* START *

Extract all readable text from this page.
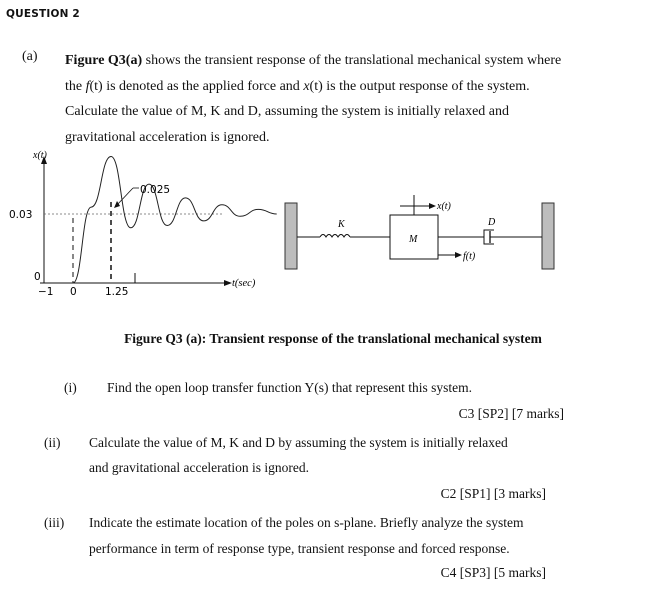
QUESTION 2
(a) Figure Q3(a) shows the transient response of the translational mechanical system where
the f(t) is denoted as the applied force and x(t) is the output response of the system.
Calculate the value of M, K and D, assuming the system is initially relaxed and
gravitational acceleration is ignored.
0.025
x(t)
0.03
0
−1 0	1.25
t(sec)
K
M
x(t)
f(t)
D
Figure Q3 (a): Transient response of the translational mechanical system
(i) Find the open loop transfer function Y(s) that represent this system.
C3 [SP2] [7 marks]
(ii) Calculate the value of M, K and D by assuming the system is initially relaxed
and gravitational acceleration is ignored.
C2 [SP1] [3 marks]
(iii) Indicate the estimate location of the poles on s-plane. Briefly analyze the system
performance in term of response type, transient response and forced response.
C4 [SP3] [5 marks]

* END *

* _Problem_: Copy the data exactly. Any picture it contains is to be omitted.

* _Problem solution_:
Extract all readable text from this page.
QUESTION 2
(a) Figure Q3(a) shows the transient response of the translational mechanical system where
the f(t) is denoted as the applied force and x(t) is the output response of the system.
Calculate the value of M, K and D, assuming the system is initially relaxed and
gravitational acceleration is ignored.
0.025
x(t)
0.03
0
−1 0	1.25
t(sec)
K
M
x(t)
f(t)
D
Figure Q3 (a): Transient response of the translational mechanical system
(i) Find the open loop transfer function Y(s) that represent this system.
C3 [SP2] [7 marks]
(ii) Calculate the value of M, K and D by assuming the system is initially relaxed
and gravitational acceleration is ignored.
C2 [SP1] [3 marks]
(iii) Indicate the estimate location of the poles on s-plane. Briefly analyze the system
performance in term of response type, transient response and forced response.
C4 [SP3] [5 marks]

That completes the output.